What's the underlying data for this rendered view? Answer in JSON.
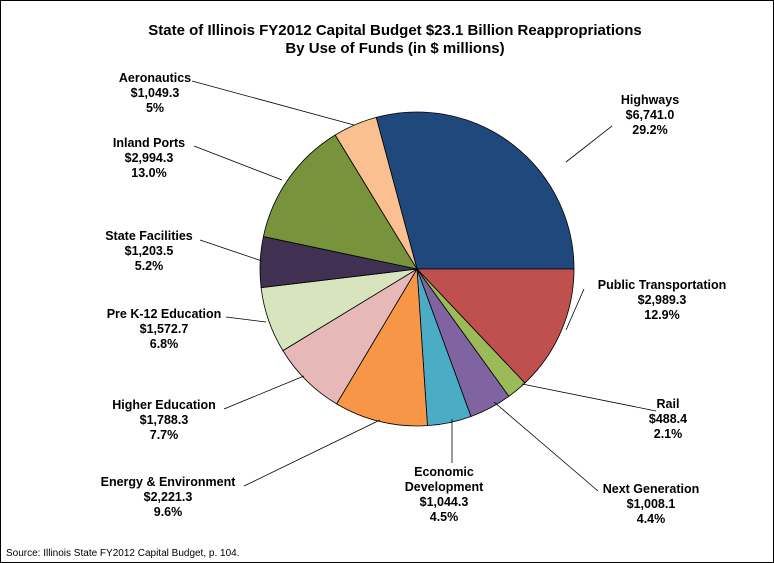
{
  "chart_data": {
    "type": "pie",
    "title_lines": [
      "State of Illinois FY2012 Capital Budget $23.1 Billion Reappropriations",
      "By Use of Funds (in $ millions)"
    ],
    "slices": [
      {
        "name": "Highways",
        "value_label": "$6,741.0",
        "pct_label": "29.2%",
        "value": 6741.0,
        "percent": 29.2,
        "color": "#1F497D"
      },
      {
        "name": "Public Transportation",
        "value_label": "$2,989.3",
        "pct_label": "12.9%",
        "value": 2989.3,
        "percent": 12.9,
        "color": "#C0504D"
      },
      {
        "name": "Rail",
        "value_label": "$488.4",
        "pct_label": "2.1%",
        "value": 488.4,
        "percent": 2.1,
        "color": "#9BBB59"
      },
      {
        "name": "Next Generation",
        "value_label": "$1,008.1",
        "pct_label": "4.4%",
        "value": 1008.1,
        "percent": 4.4,
        "color": "#8064A2"
      },
      {
        "name": "Economic Development",
        "value_label": "$1,044.3",
        "pct_label": "4.5%",
        "value": 1044.3,
        "percent": 4.5,
        "color": "#4BACC6"
      },
      {
        "name": "Energy & Environment",
        "value_label": "$2,221.3",
        "pct_label": "9.6%",
        "value": 2221.3,
        "percent": 9.6,
        "color": "#F79646"
      },
      {
        "name": "Higher Education",
        "value_label": "$1,788.3",
        "pct_label": "7.7%",
        "value": 1788.3,
        "percent": 7.7,
        "color": "#E6B9B8"
      },
      {
        "name": "Pre K-12 Education",
        "value_label": "$1,572.7",
        "pct_label": "6.8%",
        "value": 1572.7,
        "percent": 6.8,
        "color": "#D7E4BD"
      },
      {
        "name": "State Facilities",
        "value_label": "$1,203.5",
        "pct_label": "5.2%",
        "value": 1203.5,
        "percent": 5.2,
        "color": "#403152"
      },
      {
        "name": "Inland Ports",
        "value_label": "$2,994.3",
        "pct_label": "13.0%",
        "value": 2994.3,
        "percent": 13.0,
        "color": "#77933C"
      },
      {
        "name": "Aeronautics",
        "value_label": "$1,049.3",
        "pct_label": "5%",
        "value": 1049.3,
        "percent": 4.5,
        "color": "#FAC090"
      }
    ],
    "source": "Source: Illinois State FY2012 Capital Budget, p. 104."
  }
}
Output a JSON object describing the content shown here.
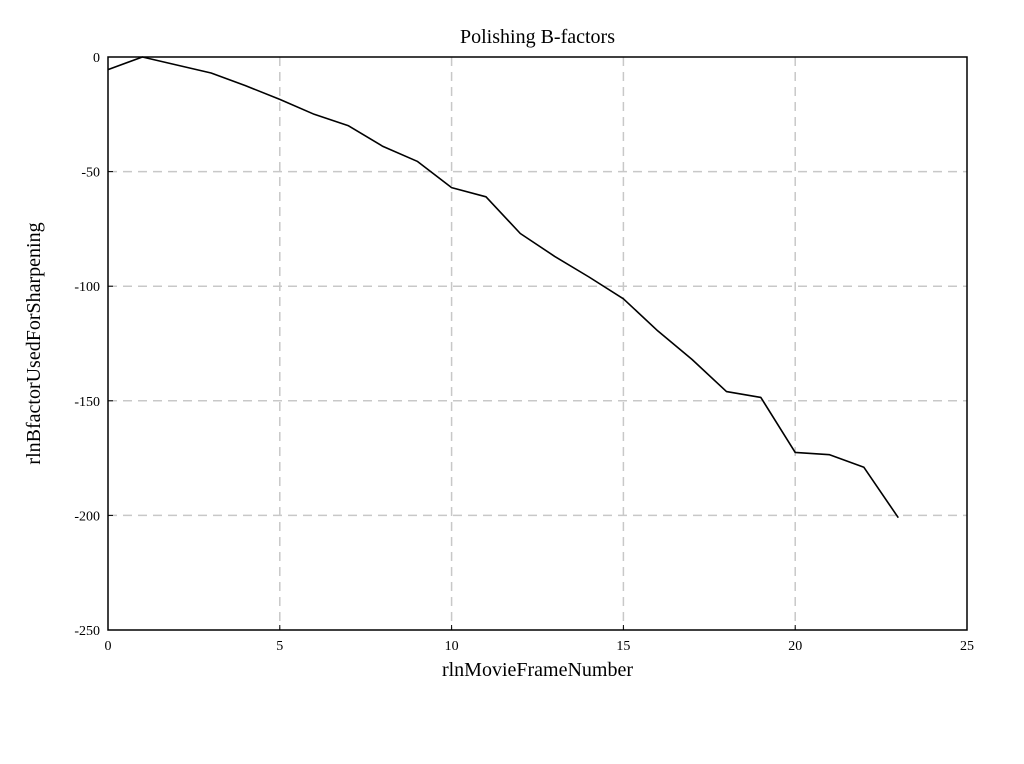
{
  "chart_data": {
    "type": "line",
    "title": "Polishing B-factors",
    "xlabel": "rlnMovieFrameNumber",
    "ylabel": "rlnBfactorUsedForSharpening",
    "xlim": [
      0,
      25
    ],
    "ylim": [
      -250,
      0
    ],
    "xticks": [
      "0",
      "5",
      "10",
      "15",
      "20",
      "25"
    ],
    "yticks": [
      "0",
      "-50",
      "-100",
      "-150",
      "-200",
      "-250"
    ],
    "grid": true,
    "series_color": "#000000",
    "grid_color": "#c8c8c8",
    "series": [
      {
        "x": [
          0,
          1,
          2,
          3,
          4,
          5,
          6,
          7,
          8,
          9,
          10,
          11,
          12,
          13,
          14,
          15,
          16,
          17,
          18,
          19,
          20,
          21,
          22,
          23
        ],
        "y": [
          -5.5,
          0,
          -3.5,
          -7,
          -12.5,
          -18.5,
          -25,
          -30,
          -39,
          -45.5,
          -57,
          -61,
          -77,
          -87,
          -96,
          -105.5,
          -119.5,
          -132,
          -146,
          -148.5,
          -172.5,
          -173.5,
          -179,
          -201
        ]
      }
    ]
  }
}
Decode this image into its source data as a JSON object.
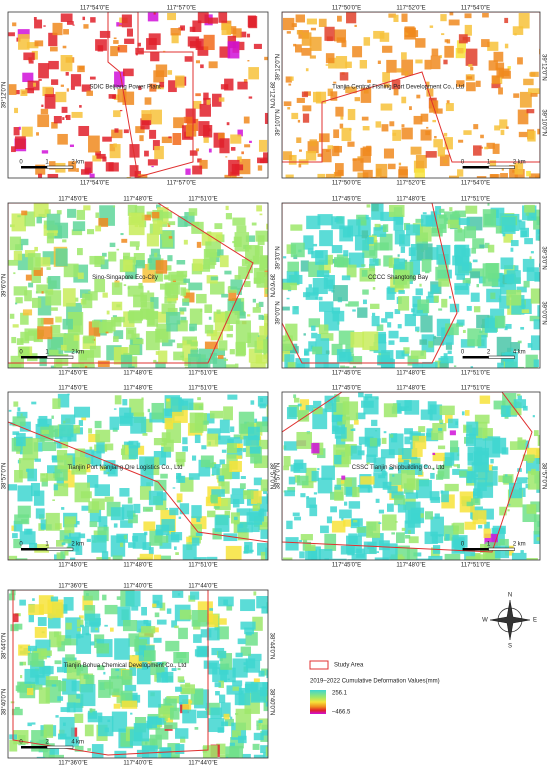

::::

• [Aim]:
Make a list of all lines in the data that contain "Education".

• [Full answer]:
        "name": "Higher Education",
        "name": "Pre K-12 Education",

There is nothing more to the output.